> _Aim_
Make an exact copy of the data below, leaving out every picture.

> _Information supplied_
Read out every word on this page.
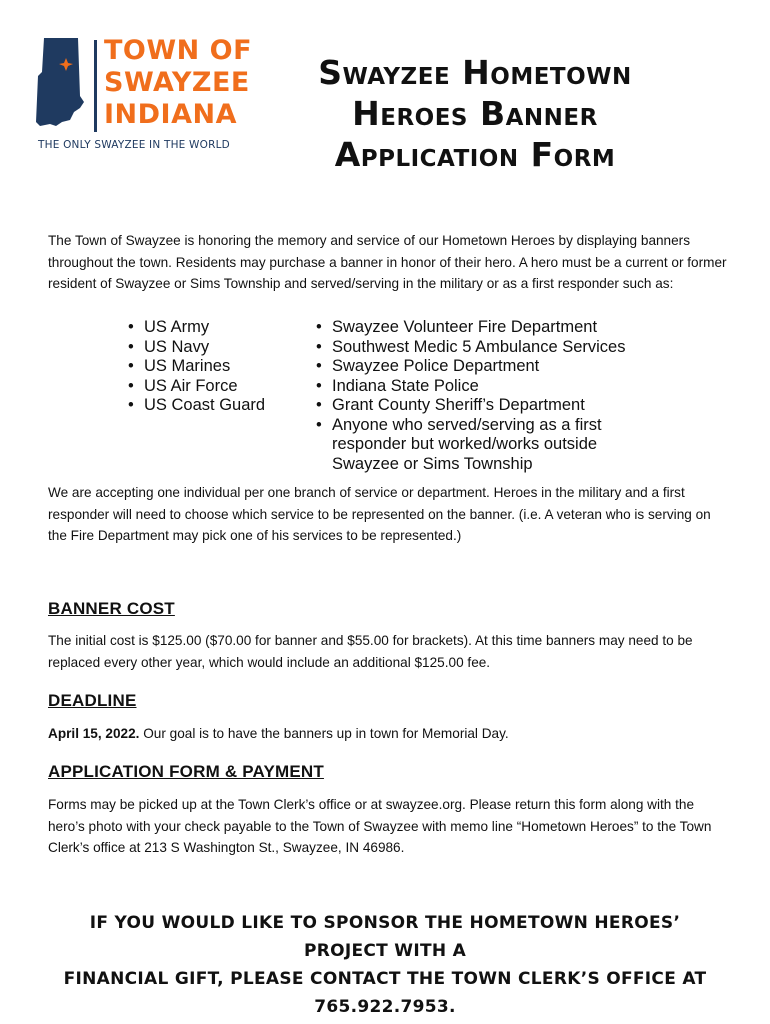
TOWN OF
SWAYZEE
INDIANA
THE ONLY SWAYZEE IN THE WORLD
Swayzee Hometown
Heroes Banner
Application Form

The Town of Swayzee is honoring the memory and service of our Hometown Heroes by displaying banners throughout the town. Residents may purchase a banner in honor of their hero. A hero must be a current or former resident of Swayzee or Sims Township and served/serving in the military or as a first responder such as:

• US Army
• US Navy
• US Marines
• US Air Force
• US Coast Guard
• Swayzee Volunteer Fire Department
• Southwest Medic 5 Ambulance Services
• Swayzee Police Department
• Indiana State Police
• Grant County Sheriff’s Department
• Anyone who served/serving as a first responder but worked/works outside Swayzee or Sims Township

We are accepting one individual per one branch of service or department. Heroes in the military and a first responder will need to choose which service to be represented on the banner. (i.e. A veteran who is serving on the Fire Department may pick one of his services to be represented.)

BANNER COST

The initial cost is $125.00 ($70.00 for banner and $55.00 for brackets). At this time banners may need to be replaced every other year, which would include an additional $125.00 fee.

DEADLINE

April 15, 2022. Our goal is to have the banners up in town for Memorial Day.

APPLICATION FORM & PAYMENT

Forms may be picked up at the Town Clerk’s office or at swayzee.org. Please return this form along with the hero’s photo with your check payable to the Town of Swayzee with memo line “Hometown Heroes” to the Town Clerk’s office at 213 S Washington St., Swayzee, IN 46986.

IF YOU WOULD LIKE TO SPONSOR THE HOMETOWN HEROES’ PROJECT WITH A
FINANCIAL GIFT, PLEASE CONTACT THE TOWN CLERK’S OFFICE AT 765.922.7953.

> _Full answer_
Read out every word on this page.
TOWN OF
SWAYZEE
INDIANA
THE ONLY SWAYZEE IN THE WORLD
Swayzee Hometown
Heroes Banner
Application Form

The Town of Swayzee is honoring the memory and service of our Hometown Heroes by displaying banners throughout the town. Residents may purchase a banner in honor of their hero. A hero must be a current or former resident of Swayzee or Sims Township and served/serving in the military or as a first responder such as:

• US Army
• US Navy
• US Marines
• US Air Force
• US Coast Guard
• Swayzee Volunteer Fire Department
• Southwest Medic 5 Ambulance Services
• Swayzee Police Department
• Indiana State Police
• Grant County Sheriff’s Department
• Anyone who served/serving as a first responder but worked/works outside Swayzee or Sims Township

We are accepting one individual per one branch of service or department. Heroes in the military and a first responder will need to choose which service to be represented on the banner. (i.e. A veteran who is serving on the Fire Department may pick one of his services to be represented.)

BANNER COST

The initial cost is $125.00 ($70.00 for banner and $55.00 for brackets). At this time banners may need to be replaced every other year, which would include an additional $125.00 fee.

DEADLINE

April 15, 2022. Our goal is to have the banners up in town for Memorial Day.

APPLICATION FORM & PAYMENT

Forms may be picked up at the Town Clerk’s office or at swayzee.org. Please return this form along with the hero’s photo with your check payable to the Town of Swayzee with memo line “Hometown Heroes” to the Town Clerk’s office at 213 S Washington St., Swayzee, IN 46986.

IF YOU WOULD LIKE TO SPONSOR THE HOMETOWN HEROES’ PROJECT WITH A
FINANCIAL GIFT, PLEASE CONTACT THE TOWN CLERK’S OFFICE AT 765.922.7953.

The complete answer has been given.